[Listing]
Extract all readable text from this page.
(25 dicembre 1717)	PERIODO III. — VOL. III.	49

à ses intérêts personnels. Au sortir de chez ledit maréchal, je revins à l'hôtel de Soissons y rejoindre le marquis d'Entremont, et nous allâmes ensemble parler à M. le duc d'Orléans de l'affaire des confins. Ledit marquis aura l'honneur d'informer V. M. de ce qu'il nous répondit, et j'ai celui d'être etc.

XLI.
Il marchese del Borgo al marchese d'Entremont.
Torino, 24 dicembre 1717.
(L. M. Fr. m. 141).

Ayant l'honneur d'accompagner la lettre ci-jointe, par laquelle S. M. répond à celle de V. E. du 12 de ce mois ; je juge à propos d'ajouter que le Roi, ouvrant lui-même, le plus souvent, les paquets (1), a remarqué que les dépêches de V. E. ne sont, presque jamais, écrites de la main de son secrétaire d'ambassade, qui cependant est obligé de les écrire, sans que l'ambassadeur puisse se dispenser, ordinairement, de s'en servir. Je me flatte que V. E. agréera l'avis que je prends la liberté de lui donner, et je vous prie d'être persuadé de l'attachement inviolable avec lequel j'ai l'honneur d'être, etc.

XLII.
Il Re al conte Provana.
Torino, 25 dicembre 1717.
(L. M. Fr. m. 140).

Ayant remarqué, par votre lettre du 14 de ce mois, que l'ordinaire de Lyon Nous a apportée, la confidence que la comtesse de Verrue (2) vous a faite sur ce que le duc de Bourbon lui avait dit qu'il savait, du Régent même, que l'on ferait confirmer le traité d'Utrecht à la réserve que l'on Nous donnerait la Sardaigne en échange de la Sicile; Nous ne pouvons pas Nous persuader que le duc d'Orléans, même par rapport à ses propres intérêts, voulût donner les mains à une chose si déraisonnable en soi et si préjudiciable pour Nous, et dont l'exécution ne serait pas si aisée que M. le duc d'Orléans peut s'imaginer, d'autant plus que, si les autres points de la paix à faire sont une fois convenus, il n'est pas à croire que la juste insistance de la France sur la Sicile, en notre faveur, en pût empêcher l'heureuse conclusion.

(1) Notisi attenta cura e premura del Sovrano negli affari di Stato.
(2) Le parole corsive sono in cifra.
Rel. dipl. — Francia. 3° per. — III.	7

[Work required]
Show the lines of the records that contain the word "Entremont".

[Output of the exercise]
à ses intérêts personnels. Au sortir de chez ledit maréchal, je revins à l'hôtel de Soissons y rejoindre le marquis d'Entremont, et nous allâmes ensemble parler à M. le duc d'Orléans de l'affaire des confins. Ledit marquis aura l'honneur d'informer V. M. de ce qu'il nous répondit, et j'ai celui d'être etc.
Il marchese del Borgo al marchese d'Entremont.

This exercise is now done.